Given problem ::
Present the following data again exactly as it is shown.

Stored data
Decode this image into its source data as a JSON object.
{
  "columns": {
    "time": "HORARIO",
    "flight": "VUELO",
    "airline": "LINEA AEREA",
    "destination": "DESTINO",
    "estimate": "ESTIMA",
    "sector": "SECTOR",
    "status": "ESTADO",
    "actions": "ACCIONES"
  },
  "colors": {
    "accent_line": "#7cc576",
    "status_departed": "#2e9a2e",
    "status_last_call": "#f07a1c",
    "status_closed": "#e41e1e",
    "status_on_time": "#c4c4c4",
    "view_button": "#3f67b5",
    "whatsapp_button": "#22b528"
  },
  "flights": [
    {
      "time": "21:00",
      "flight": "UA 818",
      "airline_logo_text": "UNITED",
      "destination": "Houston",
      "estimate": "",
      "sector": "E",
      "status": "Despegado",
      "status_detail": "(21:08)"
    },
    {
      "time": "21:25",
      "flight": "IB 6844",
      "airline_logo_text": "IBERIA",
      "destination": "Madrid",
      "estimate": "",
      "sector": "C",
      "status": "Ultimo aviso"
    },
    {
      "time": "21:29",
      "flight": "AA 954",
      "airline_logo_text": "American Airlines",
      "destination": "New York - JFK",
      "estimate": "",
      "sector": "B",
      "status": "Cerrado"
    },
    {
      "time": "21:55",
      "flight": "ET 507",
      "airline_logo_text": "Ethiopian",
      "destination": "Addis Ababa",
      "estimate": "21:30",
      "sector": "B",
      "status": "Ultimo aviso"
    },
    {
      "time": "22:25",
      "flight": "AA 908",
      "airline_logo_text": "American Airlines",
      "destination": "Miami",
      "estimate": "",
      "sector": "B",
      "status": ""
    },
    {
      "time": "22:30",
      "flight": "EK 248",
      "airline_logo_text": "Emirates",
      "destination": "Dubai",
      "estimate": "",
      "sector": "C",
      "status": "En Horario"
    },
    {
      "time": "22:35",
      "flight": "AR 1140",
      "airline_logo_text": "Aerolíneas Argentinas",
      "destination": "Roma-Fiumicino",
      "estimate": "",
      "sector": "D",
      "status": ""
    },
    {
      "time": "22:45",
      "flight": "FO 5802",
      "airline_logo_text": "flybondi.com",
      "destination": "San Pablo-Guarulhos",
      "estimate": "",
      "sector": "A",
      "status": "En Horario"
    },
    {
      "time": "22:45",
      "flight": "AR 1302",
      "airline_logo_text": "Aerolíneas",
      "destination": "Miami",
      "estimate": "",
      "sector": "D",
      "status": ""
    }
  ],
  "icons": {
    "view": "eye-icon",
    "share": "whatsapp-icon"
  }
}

Correct output ::
Decode this image into its source data as a JSON object.
{
  "columns": {
    "time": "HORARIO",
    "flight": "VUELO",
    "airline": "LINEA AEREA",
    "destination": "DESTINO",
    "estimate": "ESTIMA",
    "sector": "SECTOR",
    "status": "ESTADO",
    "actions": "ACCIONES"
  },
  "colors": {
    "accent_line": "#7cc576",
    "status_departed": "#2e9a2e",
    "status_last_call": "#f07a1c",
    "status_closed": "#e41e1e",
    "status_on_time": "#c4c4c4",
    "view_button": "#3f67b5",
    "whatsapp_button": "#22b528"
  },
  "flights": [
    {
      "time": "21:00",
      "flight": "UA 818",
      "airline_logo_text": "UNITED",
      "destination": "Houston",
      "estimate": "",
      "sector": "E",
      "status": "Despegado",
      "status_detail": "(21:08)"
    },
    {
      "time": "21:25",
      "flight": "IB 6844",
      "airline_logo_text": "IBERIA",
      "destination": "Madrid",
      "estimate": "",
      "sector": "C",
      "status": "Ultimo aviso"
    },
    {
      "time": "21:29",
      "flight": "AA 954",
      "airline_logo_text": "American Airlines",
      "destination": "New York - JFK",
      "estimate": "",
      "sector": "B",
      "status": "Cerrado"
    },
    {
      "time": "21:55",
      "flight": "ET 507",
      "airline_logo_text": "Ethiopian",
      "destination": "Addis Ababa",
      "estimate": "21:30",
      "sector": "B",
      "status": "Ultimo aviso"
    },
    {
      "time": "22:25",
      "flight": "AA 908",
      "airline_logo_text": "American Airlines",
      "destination": "Miami",
      "estimate": "",
      "sector": "B",
      "status": ""
    },
    {
      "time": "22:30",
      "flight": "EK 248",
      "airline_logo_text": "Emirates",
      "destination": "Dubai",
      "estimate": "",
      "sector": "C",
      "status": "En Horario"
    },
    {
      "time": "22:35",
      "flight": "AR 1140",
      "airline_logo_text": "Aerolíneas Argentinas",
      "destination": "Roma-Fiumicino",
      "estimate": "",
      "sector": "D",
      "status": ""
    },
    {
      "time": "22:45",
      "flight": "FO 5802",
      "airline_logo_text": "flybondi.com",
      "destination": "San Pablo-Guarulhos",
      "estimate": "",
      "sector": "A",
      "status": "En Horario"
    },
    {
      "time": "22:45",
      "flight": "AR 1302",
      "airline_logo_text": "Aerolíneas",
      "destination": "Miami",
      "estimate": "",
      "sector": "D",
      "status": ""
    }
  ],
  "icons": {
    "view": "eye-icon",
    "share": "whatsapp-icon"
  }
}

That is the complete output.